Your instructions: Report each line of the data that includes the word "despesas".
··· Information given ···
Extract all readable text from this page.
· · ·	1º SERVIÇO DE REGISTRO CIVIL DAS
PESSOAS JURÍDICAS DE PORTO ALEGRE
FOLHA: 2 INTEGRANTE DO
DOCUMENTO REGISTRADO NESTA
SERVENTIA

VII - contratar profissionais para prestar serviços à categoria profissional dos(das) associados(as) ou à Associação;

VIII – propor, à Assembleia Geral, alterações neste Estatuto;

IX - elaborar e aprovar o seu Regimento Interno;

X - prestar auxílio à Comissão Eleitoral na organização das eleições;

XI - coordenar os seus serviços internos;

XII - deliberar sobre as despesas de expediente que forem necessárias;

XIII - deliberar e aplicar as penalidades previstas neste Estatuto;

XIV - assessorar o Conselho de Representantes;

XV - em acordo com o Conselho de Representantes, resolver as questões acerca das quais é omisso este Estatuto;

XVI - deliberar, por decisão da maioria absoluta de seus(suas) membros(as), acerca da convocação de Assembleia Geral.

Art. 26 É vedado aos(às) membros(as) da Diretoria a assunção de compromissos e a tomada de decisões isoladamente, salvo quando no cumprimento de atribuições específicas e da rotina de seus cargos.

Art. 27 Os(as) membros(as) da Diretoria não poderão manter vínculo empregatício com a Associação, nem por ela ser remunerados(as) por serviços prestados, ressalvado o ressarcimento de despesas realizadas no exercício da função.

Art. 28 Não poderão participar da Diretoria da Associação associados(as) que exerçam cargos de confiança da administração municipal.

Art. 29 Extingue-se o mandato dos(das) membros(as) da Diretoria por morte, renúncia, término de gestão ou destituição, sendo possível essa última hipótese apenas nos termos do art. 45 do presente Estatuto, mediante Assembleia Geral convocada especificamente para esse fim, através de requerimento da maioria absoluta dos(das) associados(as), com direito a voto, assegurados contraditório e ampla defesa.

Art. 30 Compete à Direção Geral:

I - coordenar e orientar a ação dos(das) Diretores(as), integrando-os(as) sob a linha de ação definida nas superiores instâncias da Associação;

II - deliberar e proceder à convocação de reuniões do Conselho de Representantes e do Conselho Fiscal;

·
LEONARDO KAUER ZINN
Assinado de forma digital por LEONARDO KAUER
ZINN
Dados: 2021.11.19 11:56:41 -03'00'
···
Problem solution:
XII - deliberar sobre as despesas de expediente que forem necessárias;
Art. 27 Os(as) membros(as) da Diretoria não poderão manter vínculo empregatício com a Associação, nem por ela ser remunerados(as) por serviços prestados, ressalvado o ressarcimento de despesas realizadas no exercício da função.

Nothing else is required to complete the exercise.